(Spatial layout entries)
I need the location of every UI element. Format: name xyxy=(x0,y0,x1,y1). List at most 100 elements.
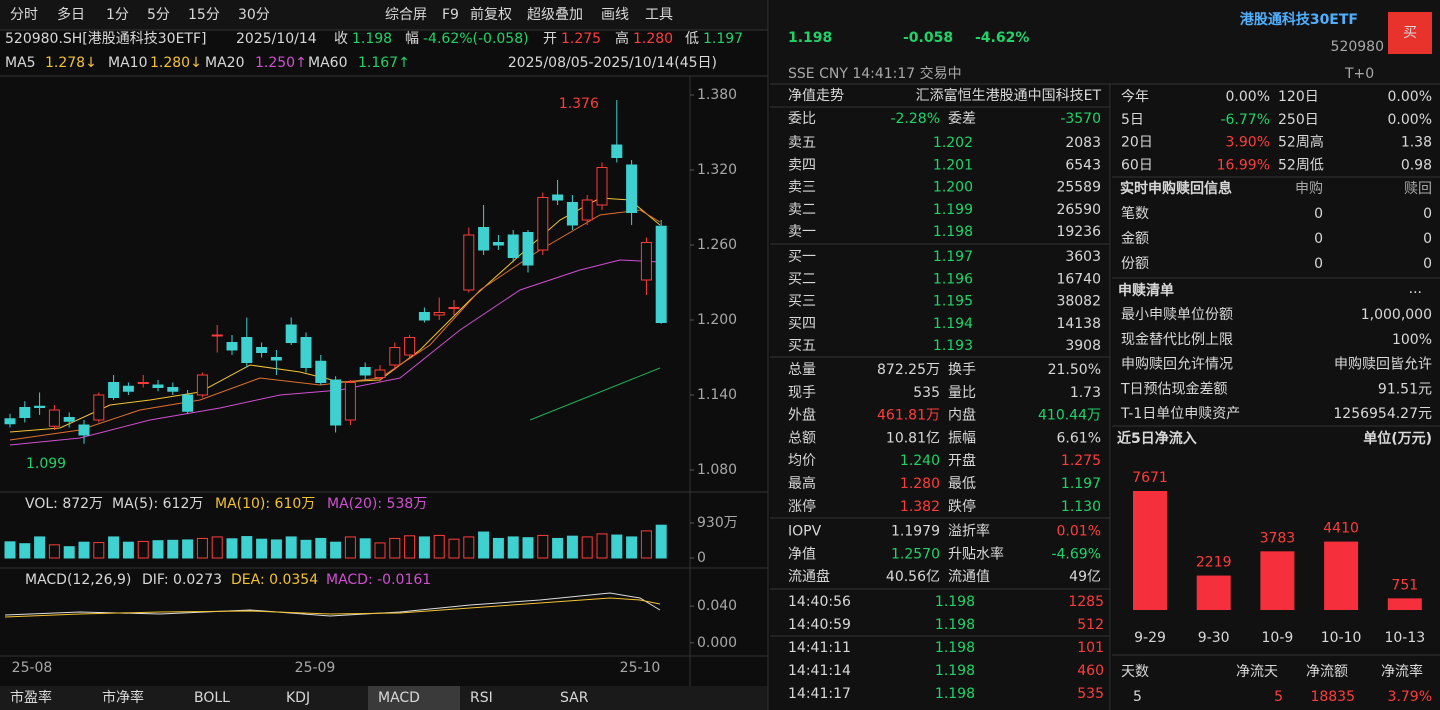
candle-body xyxy=(611,144,623,158)
tool-button[interactable]: 画线 xyxy=(601,7,629,23)
row-label: 最小申赎单位份额 xyxy=(1121,306,1233,323)
candle-body xyxy=(492,242,504,246)
candle-body xyxy=(344,382,356,421)
trade-price: 1.198 xyxy=(935,686,975,702)
value: -4.62%(-0.058) xyxy=(423,31,529,47)
period-tab[interactable]: 1分 xyxy=(106,7,129,23)
stat-label: 总额 xyxy=(788,430,816,446)
stat-value: 49亿 xyxy=(1069,569,1101,585)
candle-body xyxy=(34,405,46,408)
tab[interactable]: BOLL xyxy=(194,690,230,706)
row-label: T日预估现金差额 xyxy=(1120,381,1228,397)
candle-body xyxy=(137,382,149,384)
candle-body xyxy=(167,387,179,392)
tab[interactable]: 市盈率 xyxy=(10,689,52,706)
flow-value: 3783 xyxy=(1260,530,1296,546)
stat-label: 溢折率 xyxy=(948,523,990,540)
value: -2.28% xyxy=(890,111,940,127)
stat-value: 1.73 xyxy=(1070,385,1101,401)
macd-legend: MACD: -0.0161 xyxy=(326,572,431,588)
tab[interactable]: KDJ xyxy=(286,690,310,706)
tool-button[interactable]: F9 xyxy=(442,7,459,23)
candle-body xyxy=(655,225,667,323)
row-label: 笔数 xyxy=(1121,206,1149,222)
fund-name: 汇添富恒生港股通中国科技ET xyxy=(916,87,1102,104)
book-price: 1.195 xyxy=(933,294,973,310)
period-label: 52周高 xyxy=(1278,134,1324,151)
stat-value: 1.2570 xyxy=(891,546,940,562)
stat-label: 振幅 xyxy=(948,430,976,446)
period-tab[interactable]: 15分 xyxy=(188,7,220,23)
tool-button[interactable]: 综合屏 xyxy=(385,7,427,23)
y-tick-label: 1.320 xyxy=(697,162,737,178)
candle-body xyxy=(48,409,60,427)
volume-bar xyxy=(478,531,490,559)
volume-bar xyxy=(374,542,386,559)
last-price: 1.198 xyxy=(788,30,832,46)
volume-bar xyxy=(93,542,105,559)
y-tick-label: 1.380 xyxy=(697,87,737,103)
period-tab[interactable]: 30分 xyxy=(238,7,270,23)
period-tab[interactable]: 分时 xyxy=(10,7,38,23)
book-level: 买四 xyxy=(788,316,816,332)
ma-name: MA20 xyxy=(205,55,244,71)
candle-body xyxy=(122,385,134,392)
candle-body xyxy=(418,312,430,321)
period-tab[interactable]: 5分 xyxy=(147,7,170,23)
y-tick-label: 0.000 xyxy=(697,635,737,651)
value: 1.197 xyxy=(703,31,743,47)
tab[interactable]: 市净率 xyxy=(102,689,144,706)
candle-body xyxy=(640,242,652,281)
book-level: 买三 xyxy=(788,294,816,310)
volume-bar xyxy=(122,541,134,559)
candle-body xyxy=(108,382,120,398)
summary-header: 净流天 xyxy=(1236,664,1278,680)
more: ... xyxy=(1409,281,1422,297)
tab[interactable]: MACD xyxy=(378,690,420,706)
period-value: 0.98 xyxy=(1401,157,1432,173)
row-label: 申购赎回允许情况 xyxy=(1121,356,1233,373)
tool-button[interactable]: 超级叠加 xyxy=(527,7,583,23)
volume-bar xyxy=(63,546,75,559)
stat-value: 1.382 xyxy=(900,499,940,515)
volume-bar xyxy=(492,537,504,559)
stat-label: 净值 xyxy=(788,546,816,562)
candle-body xyxy=(389,347,401,366)
tab[interactable]: SAR xyxy=(560,690,589,706)
trade-time: 14:41:11 xyxy=(788,640,851,656)
period-value: 0.00% xyxy=(1388,89,1432,105)
tab[interactable]: RSI xyxy=(470,690,493,706)
volume-bar xyxy=(330,541,342,559)
candle-body xyxy=(315,360,327,383)
period-label: 60日 xyxy=(1121,157,1153,173)
book-volume: 6543 xyxy=(1065,157,1101,173)
macd-legend: DIF: 0.0273 xyxy=(142,572,222,588)
volume-bar xyxy=(596,533,608,559)
max-label: 1.376 xyxy=(559,96,599,112)
y-tick-label: 0 xyxy=(697,550,706,566)
volume-bar xyxy=(167,539,179,559)
period-return: 16.99% xyxy=(1217,157,1270,173)
buy-button[interactable] xyxy=(1388,12,1432,54)
tool-button[interactable]: 前复权 xyxy=(470,6,512,23)
ma-name: MA60 xyxy=(308,55,347,71)
stat-label: IOPV xyxy=(788,524,822,540)
period-tab[interactable]: 多日 xyxy=(57,6,85,23)
book-level: 卖四 xyxy=(788,157,816,173)
candle-body xyxy=(226,342,238,351)
stat-label: 均价 xyxy=(788,453,816,469)
book-price: 1.199 xyxy=(933,202,973,218)
candle-body xyxy=(330,379,342,426)
label: 低 xyxy=(685,31,699,47)
flow-value: 4410 xyxy=(1323,521,1359,537)
book-volume: 3908 xyxy=(1065,338,1101,354)
tool-button[interactable]: 工具 xyxy=(645,7,673,23)
candle-body xyxy=(63,417,75,422)
volume-bar xyxy=(581,536,593,559)
summary-header: 净流额 xyxy=(1306,664,1348,680)
candle-body xyxy=(522,232,534,266)
volume-bar xyxy=(19,543,31,559)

◆ **INSTRUCTION**: Repeat every line of the listing above word for word, omitting the picture.

◆ **WRITTEN SOLUTION**:
I need the location of every UI element. Format: name xyxy=(x0,y0,x1,y1). List at most 100 elements.
candle-body xyxy=(611,144,623,158)
tool-button[interactable]: 画线 xyxy=(601,7,629,23)
row-label: 最小申赎单位份额 xyxy=(1121,306,1233,323)
candle-body xyxy=(492,242,504,246)
candle-body xyxy=(344,382,356,421)
trade-price: 1.198 xyxy=(935,686,975,702)
value: -4.62%(-0.058) xyxy=(423,31,529,47)
period-tab[interactable]: 1分 xyxy=(106,7,129,23)
stat-label: 总额 xyxy=(788,430,816,446)
stat-value: 49亿 xyxy=(1069,569,1101,585)
candle-body xyxy=(34,405,46,408)
tab[interactable]: BOLL xyxy=(194,690,230,706)
row-label: T日预估现金差额 xyxy=(1120,381,1228,397)
candle-body xyxy=(137,382,149,384)
candle-body xyxy=(167,387,179,392)
tab[interactable]: 市盈率 xyxy=(10,689,52,706)
flow-value: 3783 xyxy=(1260,530,1296,546)
stat-label: 溢折率 xyxy=(948,523,990,540)
value: -2.28% xyxy=(890,111,940,127)
stat-value: 1.73 xyxy=(1070,385,1101,401)
macd-legend: MACD: -0.0161 xyxy=(326,572,431,588)
tab[interactable]: KDJ xyxy=(286,690,310,706)
tool-button[interactable]: F9 xyxy=(442,7,459,23)
candle-body xyxy=(655,225,667,323)
row-label: 笔数 xyxy=(1121,206,1149,222)
fund-name: 汇添富恒生港股通中国科技ET xyxy=(916,87,1102,104)
book-price: 1.195 xyxy=(933,294,973,310)
period-label: 52周高 xyxy=(1278,134,1324,151)
stat-value: 1.2570 xyxy=(891,546,940,562)
stat-label: 振幅 xyxy=(948,430,976,446)
period-tab[interactable]: 15分 xyxy=(188,7,220,23)
tool-button[interactable]: 综合屏 xyxy=(385,7,427,23)
y-tick-label: 1.320 xyxy=(697,162,737,178)
candle-body xyxy=(48,409,60,427)
volume-bar xyxy=(478,531,490,559)
volume-bar xyxy=(374,542,386,559)
last-price: 1.198 xyxy=(788,30,832,46)
volume-bar xyxy=(93,542,105,559)
y-tick-label: 1.380 xyxy=(697,87,737,103)
period-tab[interactable]: 30分 xyxy=(238,7,270,23)
period-tab[interactable]: 分时 xyxy=(10,7,38,23)
book-level: 买四 xyxy=(788,316,816,332)
ma-name: MA20 xyxy=(205,55,244,71)
candle-body xyxy=(122,385,134,392)
candle-body xyxy=(418,312,430,321)
period-tab[interactable]: 5分 xyxy=(147,7,170,23)
y-tick-label: 0.000 xyxy=(697,635,737,651)
value: 1.197 xyxy=(703,31,743,47)
tab[interactable]: 市净率 xyxy=(102,689,144,706)
candle-body xyxy=(640,242,652,281)
book-level: 买三 xyxy=(788,294,816,310)
volume-bar xyxy=(122,541,134,559)
candle-body xyxy=(108,382,120,398)
summary-header: 净流天 xyxy=(1236,664,1278,680)
more: ... xyxy=(1409,281,1422,297)
tab[interactable]: MACD xyxy=(378,690,420,706)
period-value: 0.98 xyxy=(1401,157,1432,173)
row-label: 申购赎回允许情况 xyxy=(1121,356,1233,373)
tool-button[interactable]: 超级叠加 xyxy=(527,7,583,23)
volume-bar xyxy=(63,546,75,559)
stat-value: 1.382 xyxy=(900,499,940,515)
volume-bar xyxy=(492,537,504,559)
stat-label: 净值 xyxy=(788,546,816,562)
candle-body xyxy=(389,347,401,366)
tab[interactable]: SAR xyxy=(560,690,589,706)
trade-time: 14:41:11 xyxy=(788,640,851,656)
period-value: 0.00% xyxy=(1388,89,1432,105)
tab[interactable]: RSI xyxy=(470,690,493,706)
volume-bar xyxy=(330,541,342,559)
candle-body xyxy=(315,360,327,383)
period-label: 60日 xyxy=(1121,157,1153,173)
book-volume: 6543 xyxy=(1065,157,1101,173)
macd-legend: DIF: 0.0273 xyxy=(142,572,222,588)
volume-bar xyxy=(596,533,608,559)
max-label: 1.376 xyxy=(559,96,599,112)
y-tick-label: 0 xyxy=(697,550,706,566)
volume-bar xyxy=(167,539,179,559)
period-return: 16.99% xyxy=(1217,157,1270,173)
buy-button[interactable] xyxy=(1388,12,1432,54)
tool-button[interactable]: 前复权 xyxy=(470,6,512,23)
ma-name: MA60 xyxy=(308,55,347,71)
stat-label: IOPV xyxy=(788,524,822,540)
period-tab[interactable]: 多日 xyxy=(57,6,85,23)
book-level: 卖四 xyxy=(788,157,816,173)
candle-body xyxy=(226,342,238,351)
stat-label: 均价 xyxy=(788,453,816,469)
book-price: 1.199 xyxy=(933,202,973,218)
candle-body xyxy=(330,379,342,426)
label: 低 xyxy=(685,31,699,47)
flow-value: 4410 xyxy=(1323,521,1359,537)
book-volume: 3908 xyxy=(1065,338,1101,354)
tool-button[interactable]: 工具 xyxy=(645,7,673,23)
candle-body xyxy=(63,417,75,422)
volume-bar xyxy=(581,536,593,559)
summary-header: 净流额 xyxy=(1306,664,1348,680)
candle-body xyxy=(522,232,534,266)
volume-bar xyxy=(19,543,31,559)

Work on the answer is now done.